A tenía 20, yo 17. Miro tan atrás en el tiempo que ahora me resulta claro por qué sucedió… En esa época creía que era mi culpa. Fue una forma de amor romántico, como el que muchas vivimos durante nuestro primer “amor”, si hay reciprocidad. No tuve la suerte (¿o sí?) de empezar con un amor platónico.
Él ya cursaba en la Facultad de Sociales. Me atraía todo eso que yo quería ser: alguien con autonomía, ideas, discusiones políticas, recitales nocturnos, consumo cultural. Cool, pero no tanto. Muy educado en cine, música, política. Yo empezaba a experimentar muchas cosas por primera vez: salidas, viajes, drogas (o algo así), libertad. Lentamente me fui mimetizando, tanto que terminé por perderme.
Una creería que yo era la que iba a tener problemas de autoestima. Pero no. Yo traía lo mío: un lazo familiar frío, escaso en afecto y contención. Me entregué a esa novedad con hambre. A su mundo, su casa, su madre dulce y cariñosa. Pero también, su familia en caos: los padres se odiaban, pero seguían juntos. La madre padecía un Edipo: cuando él estaba conmigo a solas lo llamaba (a veces llorando). El padre, jugador. El hijo, celópata y mentiroso.

== TU OBJETIVO ==
Reproduce sin cambios la parte del relato sobre un primer amor que empieza con "Él ya cursaba" y sigue hasta "celópata y mentiroso.".

== MATERIAL DE ORIGEN ==
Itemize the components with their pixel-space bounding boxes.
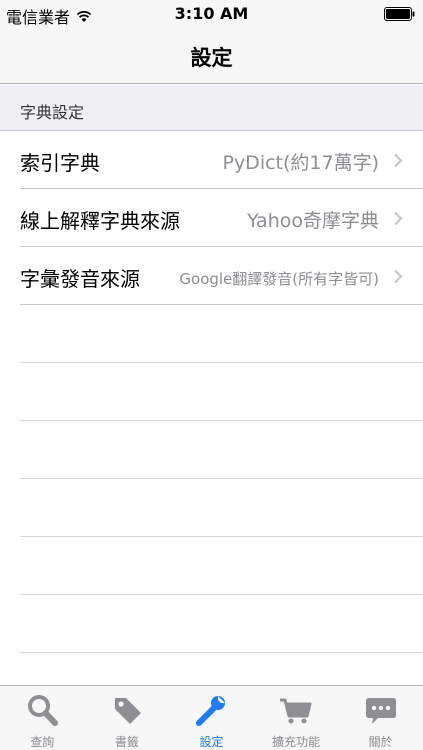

== RESPUESTA CORRECTA ==
Él ya cursaba en la Facultad de Sociales. Me atraía todo eso que yo quería ser: alguien con autonomía, ideas, discusiones políticas, recitales nocturnos, consumo cultural. Cool, pero no tanto. Muy educado en cine, música, política. Yo empezaba a experimentar muchas cosas por primera vez: salidas, viajes, drogas (o algo así), libertad. Lentamente me fui mimetizando, tanto que terminé por perderme.
Una creería que yo era la que iba a tener problemas de autoestima. Pero no. Yo traía lo mío: un lazo familiar frío, escaso en afecto y contención. Me entregué a esa novedad con hambre. A su mundo, su casa, su madre dulce y cariñosa. Pero también, su familia en caos: los padres se odiaban, pero seguían juntos. La madre padecía un Edipo: cuando él estaba conmigo a solas lo llamaba (a veces llorando). El padre, jugador. El hijo, celópata y mentiroso.